■ Problem
In the records that follow, show each line where the word "提高资金使用效益" is present.

━━━━━ Material for this exercise ━━━━━

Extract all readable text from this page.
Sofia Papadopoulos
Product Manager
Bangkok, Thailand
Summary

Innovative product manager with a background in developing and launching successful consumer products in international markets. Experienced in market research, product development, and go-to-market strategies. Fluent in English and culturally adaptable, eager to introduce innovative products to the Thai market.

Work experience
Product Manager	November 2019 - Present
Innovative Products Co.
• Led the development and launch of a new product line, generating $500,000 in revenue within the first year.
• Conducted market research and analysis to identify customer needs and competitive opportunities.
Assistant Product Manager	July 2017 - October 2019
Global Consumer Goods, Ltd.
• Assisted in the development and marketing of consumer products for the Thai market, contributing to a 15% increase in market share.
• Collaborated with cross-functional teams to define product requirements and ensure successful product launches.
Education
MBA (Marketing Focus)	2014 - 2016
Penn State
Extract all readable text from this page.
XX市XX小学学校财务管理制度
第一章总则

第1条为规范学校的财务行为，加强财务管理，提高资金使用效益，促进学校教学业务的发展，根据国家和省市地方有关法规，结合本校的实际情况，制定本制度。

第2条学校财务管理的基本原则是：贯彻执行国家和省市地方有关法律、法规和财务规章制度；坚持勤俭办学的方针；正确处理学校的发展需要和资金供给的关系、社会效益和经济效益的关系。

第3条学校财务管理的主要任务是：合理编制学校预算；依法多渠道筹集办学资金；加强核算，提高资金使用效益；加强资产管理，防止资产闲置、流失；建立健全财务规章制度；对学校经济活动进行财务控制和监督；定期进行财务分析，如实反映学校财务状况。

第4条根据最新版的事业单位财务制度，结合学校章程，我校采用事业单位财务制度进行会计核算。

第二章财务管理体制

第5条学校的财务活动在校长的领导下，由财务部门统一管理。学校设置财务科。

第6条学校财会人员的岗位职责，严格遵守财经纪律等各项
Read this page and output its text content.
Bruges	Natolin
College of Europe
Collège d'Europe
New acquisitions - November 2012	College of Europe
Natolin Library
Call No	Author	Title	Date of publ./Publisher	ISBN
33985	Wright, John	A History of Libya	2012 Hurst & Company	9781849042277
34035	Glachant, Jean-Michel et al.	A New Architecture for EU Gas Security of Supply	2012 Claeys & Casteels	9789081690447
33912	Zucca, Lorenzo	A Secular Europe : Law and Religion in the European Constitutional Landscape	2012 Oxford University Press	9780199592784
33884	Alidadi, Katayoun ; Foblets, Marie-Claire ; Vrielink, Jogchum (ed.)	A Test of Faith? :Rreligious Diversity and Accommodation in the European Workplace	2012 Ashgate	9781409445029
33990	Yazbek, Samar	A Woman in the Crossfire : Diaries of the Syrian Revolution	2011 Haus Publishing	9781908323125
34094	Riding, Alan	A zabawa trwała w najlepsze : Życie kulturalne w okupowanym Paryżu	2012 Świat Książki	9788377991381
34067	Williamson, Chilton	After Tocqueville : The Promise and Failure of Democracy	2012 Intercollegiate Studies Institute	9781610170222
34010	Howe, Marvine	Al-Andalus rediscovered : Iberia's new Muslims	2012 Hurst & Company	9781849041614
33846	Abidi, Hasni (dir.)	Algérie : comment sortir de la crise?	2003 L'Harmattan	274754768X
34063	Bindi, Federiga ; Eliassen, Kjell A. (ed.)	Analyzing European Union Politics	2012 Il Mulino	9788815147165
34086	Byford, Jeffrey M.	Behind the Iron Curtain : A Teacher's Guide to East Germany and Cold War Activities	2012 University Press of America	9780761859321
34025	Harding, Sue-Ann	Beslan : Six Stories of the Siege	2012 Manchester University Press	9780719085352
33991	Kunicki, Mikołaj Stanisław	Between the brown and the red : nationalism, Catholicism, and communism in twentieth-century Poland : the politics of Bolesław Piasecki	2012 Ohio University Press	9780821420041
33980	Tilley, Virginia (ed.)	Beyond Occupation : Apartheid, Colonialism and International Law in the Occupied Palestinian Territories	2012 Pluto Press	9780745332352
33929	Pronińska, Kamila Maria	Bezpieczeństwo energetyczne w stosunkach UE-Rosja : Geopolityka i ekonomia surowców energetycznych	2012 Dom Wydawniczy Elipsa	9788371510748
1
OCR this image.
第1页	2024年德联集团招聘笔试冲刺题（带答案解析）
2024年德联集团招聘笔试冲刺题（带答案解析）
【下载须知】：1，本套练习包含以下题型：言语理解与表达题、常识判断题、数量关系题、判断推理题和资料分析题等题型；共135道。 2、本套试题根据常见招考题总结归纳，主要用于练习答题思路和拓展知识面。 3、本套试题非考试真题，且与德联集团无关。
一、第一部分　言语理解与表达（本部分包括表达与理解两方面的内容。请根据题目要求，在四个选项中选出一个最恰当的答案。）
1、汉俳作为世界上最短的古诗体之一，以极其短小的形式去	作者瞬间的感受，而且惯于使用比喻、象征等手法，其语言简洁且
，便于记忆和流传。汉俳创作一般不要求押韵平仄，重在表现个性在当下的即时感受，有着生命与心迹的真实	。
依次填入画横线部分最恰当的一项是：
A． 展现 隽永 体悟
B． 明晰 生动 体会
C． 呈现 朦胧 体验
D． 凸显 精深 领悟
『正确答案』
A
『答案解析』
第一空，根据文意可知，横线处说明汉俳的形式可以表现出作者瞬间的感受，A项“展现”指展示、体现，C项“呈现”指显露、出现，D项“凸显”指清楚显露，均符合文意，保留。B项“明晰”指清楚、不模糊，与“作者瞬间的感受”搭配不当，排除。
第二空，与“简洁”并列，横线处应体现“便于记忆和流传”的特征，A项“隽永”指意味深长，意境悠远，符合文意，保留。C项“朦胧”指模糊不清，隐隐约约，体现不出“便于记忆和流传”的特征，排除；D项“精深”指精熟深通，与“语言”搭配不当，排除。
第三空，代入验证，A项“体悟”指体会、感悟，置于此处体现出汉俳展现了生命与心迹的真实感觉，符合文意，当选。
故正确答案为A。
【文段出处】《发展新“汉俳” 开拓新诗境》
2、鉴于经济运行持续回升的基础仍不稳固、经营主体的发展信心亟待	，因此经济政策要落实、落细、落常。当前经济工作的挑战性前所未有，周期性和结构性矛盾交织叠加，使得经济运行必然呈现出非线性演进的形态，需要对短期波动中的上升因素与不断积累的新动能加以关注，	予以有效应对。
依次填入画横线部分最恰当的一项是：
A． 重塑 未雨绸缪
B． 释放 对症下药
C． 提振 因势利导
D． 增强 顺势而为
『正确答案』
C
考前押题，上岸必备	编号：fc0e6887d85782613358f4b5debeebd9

━━━━━

■ Reply
第1条为规范学校的财务行为，加强财务管理，提高资金使用效益，促进学校教学业务的发展，根据国家和省市地方有关法规，结合本校的实际情况，制定本制度。
第3条学校财务管理的主要任务是：合理编制学校预算；依法多渠道筹集办学资金；加强核算，提高资金使用效益；加强资产管理，防止资产闲置、流失；建立健全财务规章制度；对学校经济活动进行财务控制和监督；定期进行财务分析，如实反映学校财务状况。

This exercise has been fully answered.